## STATED PROBLEM:
Every record here should be printed again exactly.

* start INPUT FOR THIS TASK *

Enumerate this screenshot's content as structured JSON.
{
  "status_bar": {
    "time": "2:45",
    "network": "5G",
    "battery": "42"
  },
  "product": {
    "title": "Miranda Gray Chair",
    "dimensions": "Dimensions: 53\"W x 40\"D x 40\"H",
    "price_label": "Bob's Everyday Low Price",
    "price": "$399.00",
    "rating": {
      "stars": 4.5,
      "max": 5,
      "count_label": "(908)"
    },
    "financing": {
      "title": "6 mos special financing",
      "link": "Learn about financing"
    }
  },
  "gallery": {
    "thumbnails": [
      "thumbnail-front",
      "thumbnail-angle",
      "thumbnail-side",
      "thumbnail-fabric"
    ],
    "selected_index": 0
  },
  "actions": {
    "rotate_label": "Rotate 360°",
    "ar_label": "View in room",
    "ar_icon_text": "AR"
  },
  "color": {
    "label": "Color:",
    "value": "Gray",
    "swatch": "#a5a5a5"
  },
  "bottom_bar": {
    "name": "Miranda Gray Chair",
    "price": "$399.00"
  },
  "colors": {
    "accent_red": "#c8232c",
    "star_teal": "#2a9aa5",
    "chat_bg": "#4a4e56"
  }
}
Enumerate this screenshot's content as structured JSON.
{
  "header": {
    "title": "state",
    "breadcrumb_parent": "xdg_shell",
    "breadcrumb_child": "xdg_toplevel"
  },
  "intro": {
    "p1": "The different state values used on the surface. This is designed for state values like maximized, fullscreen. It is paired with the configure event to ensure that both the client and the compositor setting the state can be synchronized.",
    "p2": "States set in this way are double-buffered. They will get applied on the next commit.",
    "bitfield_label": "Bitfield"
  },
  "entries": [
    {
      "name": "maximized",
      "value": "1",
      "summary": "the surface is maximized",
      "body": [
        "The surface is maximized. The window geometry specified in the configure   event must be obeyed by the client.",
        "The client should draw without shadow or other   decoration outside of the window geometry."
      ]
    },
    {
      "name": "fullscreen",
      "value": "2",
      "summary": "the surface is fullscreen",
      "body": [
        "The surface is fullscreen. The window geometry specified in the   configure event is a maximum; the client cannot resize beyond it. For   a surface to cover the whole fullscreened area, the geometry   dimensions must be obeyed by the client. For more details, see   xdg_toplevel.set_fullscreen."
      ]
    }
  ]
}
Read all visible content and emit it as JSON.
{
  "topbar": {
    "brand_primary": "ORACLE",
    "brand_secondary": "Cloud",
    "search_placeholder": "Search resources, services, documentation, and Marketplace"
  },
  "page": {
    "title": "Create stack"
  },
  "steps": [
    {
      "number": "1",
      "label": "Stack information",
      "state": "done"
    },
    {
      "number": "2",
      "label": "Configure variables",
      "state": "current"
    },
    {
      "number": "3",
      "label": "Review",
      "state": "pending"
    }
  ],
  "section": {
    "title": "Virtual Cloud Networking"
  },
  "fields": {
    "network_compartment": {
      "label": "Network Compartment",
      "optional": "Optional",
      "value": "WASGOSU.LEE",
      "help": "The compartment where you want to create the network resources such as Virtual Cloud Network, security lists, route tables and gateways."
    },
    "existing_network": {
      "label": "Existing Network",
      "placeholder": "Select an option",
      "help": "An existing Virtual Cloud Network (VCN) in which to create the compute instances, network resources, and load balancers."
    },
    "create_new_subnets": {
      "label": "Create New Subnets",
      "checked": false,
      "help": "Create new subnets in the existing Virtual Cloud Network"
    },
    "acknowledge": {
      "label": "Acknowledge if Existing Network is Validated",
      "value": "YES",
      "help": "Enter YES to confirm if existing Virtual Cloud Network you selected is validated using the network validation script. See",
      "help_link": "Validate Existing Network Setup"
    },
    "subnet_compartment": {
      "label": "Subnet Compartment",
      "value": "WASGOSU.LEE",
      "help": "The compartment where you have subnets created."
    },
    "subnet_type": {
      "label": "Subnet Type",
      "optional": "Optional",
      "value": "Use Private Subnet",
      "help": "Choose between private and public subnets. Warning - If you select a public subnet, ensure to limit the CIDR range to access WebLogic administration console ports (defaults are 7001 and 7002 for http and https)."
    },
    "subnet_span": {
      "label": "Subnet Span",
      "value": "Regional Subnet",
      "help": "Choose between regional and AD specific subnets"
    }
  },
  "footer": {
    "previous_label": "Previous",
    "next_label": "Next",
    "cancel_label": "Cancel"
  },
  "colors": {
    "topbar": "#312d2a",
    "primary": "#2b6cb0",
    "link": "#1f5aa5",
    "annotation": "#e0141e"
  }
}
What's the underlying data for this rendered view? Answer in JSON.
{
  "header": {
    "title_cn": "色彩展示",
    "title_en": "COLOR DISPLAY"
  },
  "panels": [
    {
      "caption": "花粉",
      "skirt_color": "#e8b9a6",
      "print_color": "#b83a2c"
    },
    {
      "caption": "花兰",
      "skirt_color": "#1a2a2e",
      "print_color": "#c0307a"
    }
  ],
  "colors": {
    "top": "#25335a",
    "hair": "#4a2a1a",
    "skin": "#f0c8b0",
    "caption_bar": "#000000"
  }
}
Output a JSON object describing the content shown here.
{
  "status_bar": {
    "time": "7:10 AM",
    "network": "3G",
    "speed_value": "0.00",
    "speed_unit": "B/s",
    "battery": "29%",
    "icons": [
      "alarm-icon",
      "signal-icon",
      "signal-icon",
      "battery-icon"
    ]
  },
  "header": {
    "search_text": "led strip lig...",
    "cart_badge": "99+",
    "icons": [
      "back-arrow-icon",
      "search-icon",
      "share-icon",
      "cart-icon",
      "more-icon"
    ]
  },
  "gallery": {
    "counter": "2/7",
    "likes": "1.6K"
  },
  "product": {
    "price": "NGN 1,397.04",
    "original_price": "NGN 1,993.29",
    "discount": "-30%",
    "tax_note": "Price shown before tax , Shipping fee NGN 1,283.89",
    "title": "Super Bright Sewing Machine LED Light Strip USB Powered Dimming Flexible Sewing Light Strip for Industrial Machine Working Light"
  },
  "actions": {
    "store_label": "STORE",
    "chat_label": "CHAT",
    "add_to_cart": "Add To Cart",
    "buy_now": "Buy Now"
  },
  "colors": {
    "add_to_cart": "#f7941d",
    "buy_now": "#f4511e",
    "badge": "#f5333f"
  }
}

* end INPUT FOR THIS TASK *

## TASK RESULT:
Enumerate this screenshot's content as structured JSON.
{
  "status_bar": {
    "time": "2:45",
    "network": "5G",
    "battery": "42"
  },
  "product": {
    "title": "Miranda Gray Chair",
    "dimensions": "Dimensions: 53\"W x 40\"D x 40\"H",
    "price_label": "Bob's Everyday Low Price",
    "price": "$399.00",
    "rating": {
      "stars": 4.5,
      "max": 5,
      "count_label": "(908)"
    },
    "financing": {
      "title": "6 mos special financing",
      "link": "Learn about financing"
    }
  },
  "gallery": {
    "thumbnails": [
      "thumbnail-front",
      "thumbnail-angle",
      "thumbnail-side",
      "thumbnail-fabric"
    ],
    "selected_index": 0
  },
  "actions": {
    "rotate_label": "Rotate 360°",
    "ar_label": "View in room",
    "ar_icon_text": "AR"
  },
  "color": {
    "label": "Color:",
    "value": "Gray",
    "swatch": "#a5a5a5"
  },
  "bottom_bar": {
    "name": "Miranda Gray Chair",
    "price": "$399.00"
  },
  "colors": {
    "accent_red": "#c8232c",
    "star_teal": "#2a9aa5",
    "chat_bg": "#4a4e56"
  }
}
Enumerate this screenshot's content as structured JSON.
{
  "header": {
    "title": "state",
    "breadcrumb_parent": "xdg_shell",
    "breadcrumb_child": "xdg_toplevel"
  },
  "intro": {
    "p1": "The different state values used on the surface. This is designed for state values like maximized, fullscreen. It is paired with the configure event to ensure that both the client and the compositor setting the state can be synchronized.",
    "p2": "States set in this way are double-buffered. They will get applied on the next commit.",
    "bitfield_label": "Bitfield"
  },
  "entries": [
    {
      "name": "maximized",
      "value": "1",
      "summary": "the surface is maximized",
      "body": [
        "The surface is maximized. The window geometry specified in the configure   event must be obeyed by the client.",
        "The client should draw without shadow or other   decoration outside of the window geometry."
      ]
    },
    {
      "name": "fullscreen",
      "value": "2",
      "summary": "the surface is fullscreen",
      "body": [
        "The surface is fullscreen. The window geometry specified in the   configure event is a maximum; the client cannot resize beyond it. For   a surface to cover the whole fullscreened area, the geometry   dimensions must be obeyed by the client. For more details, see   xdg_toplevel.set_fullscreen."
      ]
    }
  ]
}
Read all visible content and emit it as JSON.
{
  "topbar": {
    "brand_primary": "ORACLE",
    "brand_secondary": "Cloud",
    "search_placeholder": "Search resources, services, documentation, and Marketplace"
  },
  "page": {
    "title": "Create stack"
  },
  "steps": [
    {
      "number": "1",
      "label": "Stack information",
      "state": "done"
    },
    {
      "number": "2",
      "label": "Configure variables",
      "state": "current"
    },
    {
      "number": "3",
      "label": "Review",
      "state": "pending"
    }
  ],
  "section": {
    "title": "Virtual Cloud Networking"
  },
  "fields": {
    "network_compartment": {
      "label": "Network Compartment",
      "optional": "Optional",
      "value": "WASGOSU.LEE",
      "help": "The compartment where you want to create the network resources such as Virtual Cloud Network, security lists, route tables and gateways."
    },
    "existing_network": {
      "label": "Existing Network",
      "placeholder": "Select an option",
      "help": "An existing Virtual Cloud Network (VCN) in which to create the compute instances, network resources, and load balancers."
    },
    "create_new_subnets": {
      "label": "Create New Subnets",
      "checked": false,
      "help": "Create new subnets in the existing Virtual Cloud Network"
    },
    "acknowledge": {
      "label": "Acknowledge if Existing Network is Validated",
      "value": "YES",
      "help": "Enter YES to confirm if existing Virtual Cloud Network you selected is validated using the network validation script. See",
      "help_link": "Validate Existing Network Setup"
    },
    "subnet_compartment": {
      "label": "Subnet Compartment",
      "value": "WASGOSU.LEE",
      "help": "The compartment where you have subnets created."
    },
    "subnet_type": {
      "label": "Subnet Type",
      "optional": "Optional",
      "value": "Use Private Subnet",
      "help": "Choose between private and public subnets. Warning - If you select a public subnet, ensure to limit the CIDR range to access WebLogic administration console ports (defaults are 7001 and 7002 for http and https)."
    },
    "subnet_span": {
      "label": "Subnet Span",
      "value": "Regional Subnet",
      "help": "Choose between regional and AD specific subnets"
    }
  },
  "footer": {
    "previous_label": "Previous",
    "next_label": "Next",
    "cancel_label": "Cancel"
  },
  "colors": {
    "topbar": "#312d2a",
    "primary": "#2b6cb0",
    "link": "#1f5aa5",
    "annotation": "#e0141e"
  }
}
What's the underlying data for this rendered view? Answer in JSON.
{
  "header": {
    "title_cn": "色彩展示",
    "title_en": "COLOR DISPLAY"
  },
  "panels": [
    {
      "caption": "花粉",
      "skirt_color": "#e8b9a6",
      "print_color": "#b83a2c"
    },
    {
      "caption": "花兰",
      "skirt_color": "#1a2a2e",
      "print_color": "#c0307a"
    }
  ],
  "colors": {
    "top": "#25335a",
    "hair": "#4a2a1a",
    "skin": "#f0c8b0",
    "caption_bar": "#000000"
  }
}
Output a JSON object describing the content shown here.
{
  "status_bar": {
    "time": "7:10 AM",
    "network": "3G",
    "speed_value": "0.00",
    "speed_unit": "B/s",
    "battery": "29%",
    "icons": [
      "alarm-icon",
      "signal-icon",
      "signal-icon",
      "battery-icon"
    ]
  },
  "header": {
    "search_text": "led strip lig...",
    "cart_badge": "99+",
    "icons": [
      "back-arrow-icon",
      "search-icon",
      "share-icon",
      "cart-icon",
      "more-icon"
    ]
  },
  "gallery": {
    "counter": "2/7",
    "likes": "1.6K"
  },
  "product": {
    "price": "NGN 1,397.04",
    "original_price": "NGN 1,993.29",
    "discount": "-30%",
    "tax_note": "Price shown before tax , Shipping fee NGN 1,283.89",
    "title": "Super Bright Sewing Machine LED Light Strip USB Powered Dimming Flexible Sewing Light Strip for Industrial Machine Working Light"
  },
  "actions": {
    "store_label": "STORE",
    "chat_label": "CHAT",
    "add_to_cart": "Add To Cart",
    "buy_now": "Buy Now"
  },
  "colors": {
    "add_to_cart": "#f7941d",
    "buy_now": "#f4511e",
    "badge": "#f5333f"
  }
}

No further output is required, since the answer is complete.